_Task details_: Your task is to copy every line of this material exactly.

_Supplied data_:
▽
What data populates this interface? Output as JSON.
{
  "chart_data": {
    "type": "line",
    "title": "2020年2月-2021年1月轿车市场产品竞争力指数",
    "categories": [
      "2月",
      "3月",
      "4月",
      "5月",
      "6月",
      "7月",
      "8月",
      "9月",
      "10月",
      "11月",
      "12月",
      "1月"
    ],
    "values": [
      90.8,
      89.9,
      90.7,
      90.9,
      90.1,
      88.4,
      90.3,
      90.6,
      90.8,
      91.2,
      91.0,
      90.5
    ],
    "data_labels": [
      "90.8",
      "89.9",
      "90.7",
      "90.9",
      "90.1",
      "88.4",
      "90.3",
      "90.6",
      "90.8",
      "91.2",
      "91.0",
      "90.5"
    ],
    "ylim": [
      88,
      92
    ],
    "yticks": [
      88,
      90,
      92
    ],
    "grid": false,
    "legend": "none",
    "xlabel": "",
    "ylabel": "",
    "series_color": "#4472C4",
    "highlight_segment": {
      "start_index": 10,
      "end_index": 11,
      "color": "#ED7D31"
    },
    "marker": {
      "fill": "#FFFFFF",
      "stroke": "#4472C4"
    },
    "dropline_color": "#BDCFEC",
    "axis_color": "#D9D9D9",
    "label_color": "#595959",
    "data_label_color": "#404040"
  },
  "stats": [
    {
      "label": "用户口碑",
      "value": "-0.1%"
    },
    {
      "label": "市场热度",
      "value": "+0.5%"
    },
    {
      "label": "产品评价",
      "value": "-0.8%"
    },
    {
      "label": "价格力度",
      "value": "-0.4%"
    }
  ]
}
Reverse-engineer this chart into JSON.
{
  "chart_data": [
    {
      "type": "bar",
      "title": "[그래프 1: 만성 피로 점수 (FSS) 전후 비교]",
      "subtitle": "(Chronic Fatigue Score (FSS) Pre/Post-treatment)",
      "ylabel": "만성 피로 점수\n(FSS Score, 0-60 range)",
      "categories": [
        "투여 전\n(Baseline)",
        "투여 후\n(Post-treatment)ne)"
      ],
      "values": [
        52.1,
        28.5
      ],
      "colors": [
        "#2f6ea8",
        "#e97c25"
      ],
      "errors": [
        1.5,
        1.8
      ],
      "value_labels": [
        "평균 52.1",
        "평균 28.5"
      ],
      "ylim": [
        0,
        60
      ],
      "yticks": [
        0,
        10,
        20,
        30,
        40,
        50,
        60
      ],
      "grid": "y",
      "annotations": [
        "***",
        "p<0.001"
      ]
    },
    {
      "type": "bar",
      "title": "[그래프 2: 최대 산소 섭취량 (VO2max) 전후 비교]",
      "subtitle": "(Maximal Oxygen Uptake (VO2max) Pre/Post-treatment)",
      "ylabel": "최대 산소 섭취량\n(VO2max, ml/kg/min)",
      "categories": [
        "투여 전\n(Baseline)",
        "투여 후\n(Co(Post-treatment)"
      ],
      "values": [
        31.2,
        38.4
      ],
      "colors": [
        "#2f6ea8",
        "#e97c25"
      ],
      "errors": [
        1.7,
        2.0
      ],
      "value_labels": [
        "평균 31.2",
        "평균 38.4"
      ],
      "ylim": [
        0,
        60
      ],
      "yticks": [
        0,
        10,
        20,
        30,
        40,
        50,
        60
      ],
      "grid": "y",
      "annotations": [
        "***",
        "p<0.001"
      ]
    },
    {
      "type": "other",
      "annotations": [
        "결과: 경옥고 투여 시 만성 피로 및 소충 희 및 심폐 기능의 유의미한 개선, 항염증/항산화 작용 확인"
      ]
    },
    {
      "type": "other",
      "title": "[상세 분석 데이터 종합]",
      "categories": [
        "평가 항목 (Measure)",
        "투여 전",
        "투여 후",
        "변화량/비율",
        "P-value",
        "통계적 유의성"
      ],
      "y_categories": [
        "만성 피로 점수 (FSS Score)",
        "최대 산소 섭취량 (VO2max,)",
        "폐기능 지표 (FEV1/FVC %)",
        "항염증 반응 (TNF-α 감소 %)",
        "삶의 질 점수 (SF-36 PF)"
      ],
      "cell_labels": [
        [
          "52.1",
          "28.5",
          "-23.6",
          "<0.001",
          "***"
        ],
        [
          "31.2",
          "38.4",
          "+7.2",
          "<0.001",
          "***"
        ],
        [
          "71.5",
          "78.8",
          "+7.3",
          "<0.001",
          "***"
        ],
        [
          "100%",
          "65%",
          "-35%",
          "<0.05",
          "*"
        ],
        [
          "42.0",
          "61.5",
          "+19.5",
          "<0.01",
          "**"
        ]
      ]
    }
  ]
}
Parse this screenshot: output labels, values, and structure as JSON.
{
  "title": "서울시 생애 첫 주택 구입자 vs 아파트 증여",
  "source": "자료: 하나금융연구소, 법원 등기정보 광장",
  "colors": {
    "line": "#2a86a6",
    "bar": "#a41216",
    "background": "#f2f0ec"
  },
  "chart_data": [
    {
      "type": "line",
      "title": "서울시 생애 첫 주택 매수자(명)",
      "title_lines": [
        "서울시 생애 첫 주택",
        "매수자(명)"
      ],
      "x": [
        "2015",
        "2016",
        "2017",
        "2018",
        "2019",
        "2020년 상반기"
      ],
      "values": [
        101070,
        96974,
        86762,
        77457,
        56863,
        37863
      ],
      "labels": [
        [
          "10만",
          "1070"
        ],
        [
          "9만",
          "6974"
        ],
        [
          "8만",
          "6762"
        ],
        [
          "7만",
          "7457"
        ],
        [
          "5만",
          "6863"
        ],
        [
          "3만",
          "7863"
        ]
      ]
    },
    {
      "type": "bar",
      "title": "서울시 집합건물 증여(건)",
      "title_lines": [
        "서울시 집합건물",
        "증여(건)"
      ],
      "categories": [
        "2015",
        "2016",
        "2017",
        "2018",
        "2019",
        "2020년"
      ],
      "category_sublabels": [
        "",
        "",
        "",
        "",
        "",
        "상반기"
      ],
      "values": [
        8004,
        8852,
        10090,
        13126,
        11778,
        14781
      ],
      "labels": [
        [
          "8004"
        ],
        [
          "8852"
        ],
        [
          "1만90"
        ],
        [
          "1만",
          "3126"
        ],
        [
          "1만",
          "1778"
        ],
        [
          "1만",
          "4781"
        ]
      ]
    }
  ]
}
△
_Solution to the exercise_:
What data populates this interface? Output as JSON.
{
  "chart_data": {
    "type": "line",
    "title": "2020年2月-2021年1月轿车市场产品竞争力指数",
    "categories": [
      "2月",
      "3月",
      "4月",
      "5月",
      "6月",
      "7月",
      "8月",
      "9月",
      "10月",
      "11月",
      "12月",
      "1月"
    ],
    "values": [
      90.8,
      89.9,
      90.7,
      90.9,
      90.1,
      88.4,
      90.3,
      90.6,
      90.8,
      91.2,
      91.0,
      90.5
    ],
    "data_labels": [
      "90.8",
      "89.9",
      "90.7",
      "90.9",
      "90.1",
      "88.4",
      "90.3",
      "90.6",
      "90.8",
      "91.2",
      "91.0",
      "90.5"
    ],
    "ylim": [
      88,
      92
    ],
    "yticks": [
      88,
      90,
      92
    ],
    "grid": false,
    "legend": "none",
    "xlabel": "",
    "ylabel": "",
    "series_color": "#4472C4",
    "highlight_segment": {
      "start_index": 10,
      "end_index": 11,
      "color": "#ED7D31"
    },
    "marker": {
      "fill": "#FFFFFF",
      "stroke": "#4472C4"
    },
    "dropline_color": "#BDCFEC",
    "axis_color": "#D9D9D9",
    "label_color": "#595959",
    "data_label_color": "#404040"
  },
  "stats": [
    {
      "label": "用户口碑",
      "value": "-0.1%"
    },
    {
      "label": "市场热度",
      "value": "+0.5%"
    },
    {
      "label": "产品评价",
      "value": "-0.8%"
    },
    {
      "label": "价格力度",
      "value": "-0.4%"
    }
  ]
}
Reverse-engineer this chart into JSON.
{
  "chart_data": [
    {
      "type": "bar",
      "title": "[그래프 1: 만성 피로 점수 (FSS) 전후 비교]",
      "subtitle": "(Chronic Fatigue Score (FSS) Pre/Post-treatment)",
      "ylabel": "만성 피로 점수\n(FSS Score, 0-60 range)",
      "categories": [
        "투여 전\n(Baseline)",
        "투여 후\n(Post-treatment)ne)"
      ],
      "values": [
        52.1,
        28.5
      ],
      "colors": [
        "#2f6ea8",
        "#e97c25"
      ],
      "errors": [
        1.5,
        1.8
      ],
      "value_labels": [
        "평균 52.1",
        "평균 28.5"
      ],
      "ylim": [
        0,
        60
      ],
      "yticks": [
        0,
        10,
        20,
        30,
        40,
        50,
        60
      ],
      "grid": "y",
      "annotations": [
        "***",
        "p<0.001"
      ]
    },
    {
      "type": "bar",
      "title": "[그래프 2: 최대 산소 섭취량 (VO2max) 전후 비교]",
      "subtitle": "(Maximal Oxygen Uptake (VO2max) Pre/Post-treatment)",
      "ylabel": "최대 산소 섭취량\n(VO2max, ml/kg/min)",
      "categories": [
        "투여 전\n(Baseline)",
        "투여 후\n(Co(Post-treatment)"
      ],
      "values": [
        31.2,
        38.4
      ],
      "colors": [
        "#2f6ea8",
        "#e97c25"
      ],
      "errors": [
        1.7,
        2.0
      ],
      "value_labels": [
        "평균 31.2",
        "평균 38.4"
      ],
      "ylim": [
        0,
        60
      ],
      "yticks": [
        0,
        10,
        20,
        30,
        40,
        50,
        60
      ],
      "grid": "y",
      "annotations": [
        "***",
        "p<0.001"
      ]
    },
    {
      "type": "other",
      "annotations": [
        "결과: 경옥고 투여 시 만성 피로 및 소충 희 및 심폐 기능의 유의미한 개선, 항염증/항산화 작용 확인"
      ]
    },
    {
      "type": "other",
      "title": "[상세 분석 데이터 종합]",
      "categories": [
        "평가 항목 (Measure)",
        "투여 전",
        "투여 후",
        "변화량/비율",
        "P-value",
        "통계적 유의성"
      ],
      "y_categories": [
        "만성 피로 점수 (FSS Score)",
        "최대 산소 섭취량 (VO2max,)",
        "폐기능 지표 (FEV1/FVC %)",
        "항염증 반응 (TNF-α 감소 %)",
        "삶의 질 점수 (SF-36 PF)"
      ],
      "cell_labels": [
        [
          "52.1",
          "28.5",
          "-23.6",
          "<0.001",
          "***"
        ],
        [
          "31.2",
          "38.4",
          "+7.2",
          "<0.001",
          "***"
        ],
        [
          "71.5",
          "78.8",
          "+7.3",
          "<0.001",
          "***"
        ],
        [
          "100%",
          "65%",
          "-35%",
          "<0.05",
          "*"
        ],
        [
          "42.0",
          "61.5",
          "+19.5",
          "<0.01",
          "**"
        ]
      ]
    }
  ]
}
Parse this screenshot: output labels, values, and structure as JSON.
{
  "title": "서울시 생애 첫 주택 구입자 vs 아파트 증여",
  "source": "자료: 하나금융연구소, 법원 등기정보 광장",
  "colors": {
    "line": "#2a86a6",
    "bar": "#a41216",
    "background": "#f2f0ec"
  },
  "chart_data": [
    {
      "type": "line",
      "title": "서울시 생애 첫 주택 매수자(명)",
      "title_lines": [
        "서울시 생애 첫 주택",
        "매수자(명)"
      ],
      "x": [
        "2015",
        "2016",
        "2017",
        "2018",
        "2019",
        "2020년 상반기"
      ],
      "values": [
        101070,
        96974,
        86762,
        77457,
        56863,
        37863
      ],
      "labels": [
        [
          "10만",
          "1070"
        ],
        [
          "9만",
          "6974"
        ],
        [
          "8만",
          "6762"
        ],
        [
          "7만",
          "7457"
        ],
        [
          "5만",
          "6863"
        ],
        [
          "3만",
          "7863"
        ]
      ]
    },
    {
      "type": "bar",
      "title": "서울시 집합건물 증여(건)",
      "title_lines": [
        "서울시 집합건물",
        "증여(건)"
      ],
      "categories": [
        "2015",
        "2016",
        "2017",
        "2018",
        "2019",
        "2020년"
      ],
      "category_sublabels": [
        "",
        "",
        "",
        "",
        "",
        "상반기"
      ],
      "values": [
        8004,
        8852,
        10090,
        13126,
        11778,
        14781
      ],
      "labels": [
        [
          "8004"
        ],
        [
          "8852"
        ],
        [
          "1만90"
        ],
        [
          "1만",
          "3126"
        ],
        [
          "1만",
          "1778"
        ],
        [
          "1만",
          "4781"
        ]
      ]
    }
  ]
}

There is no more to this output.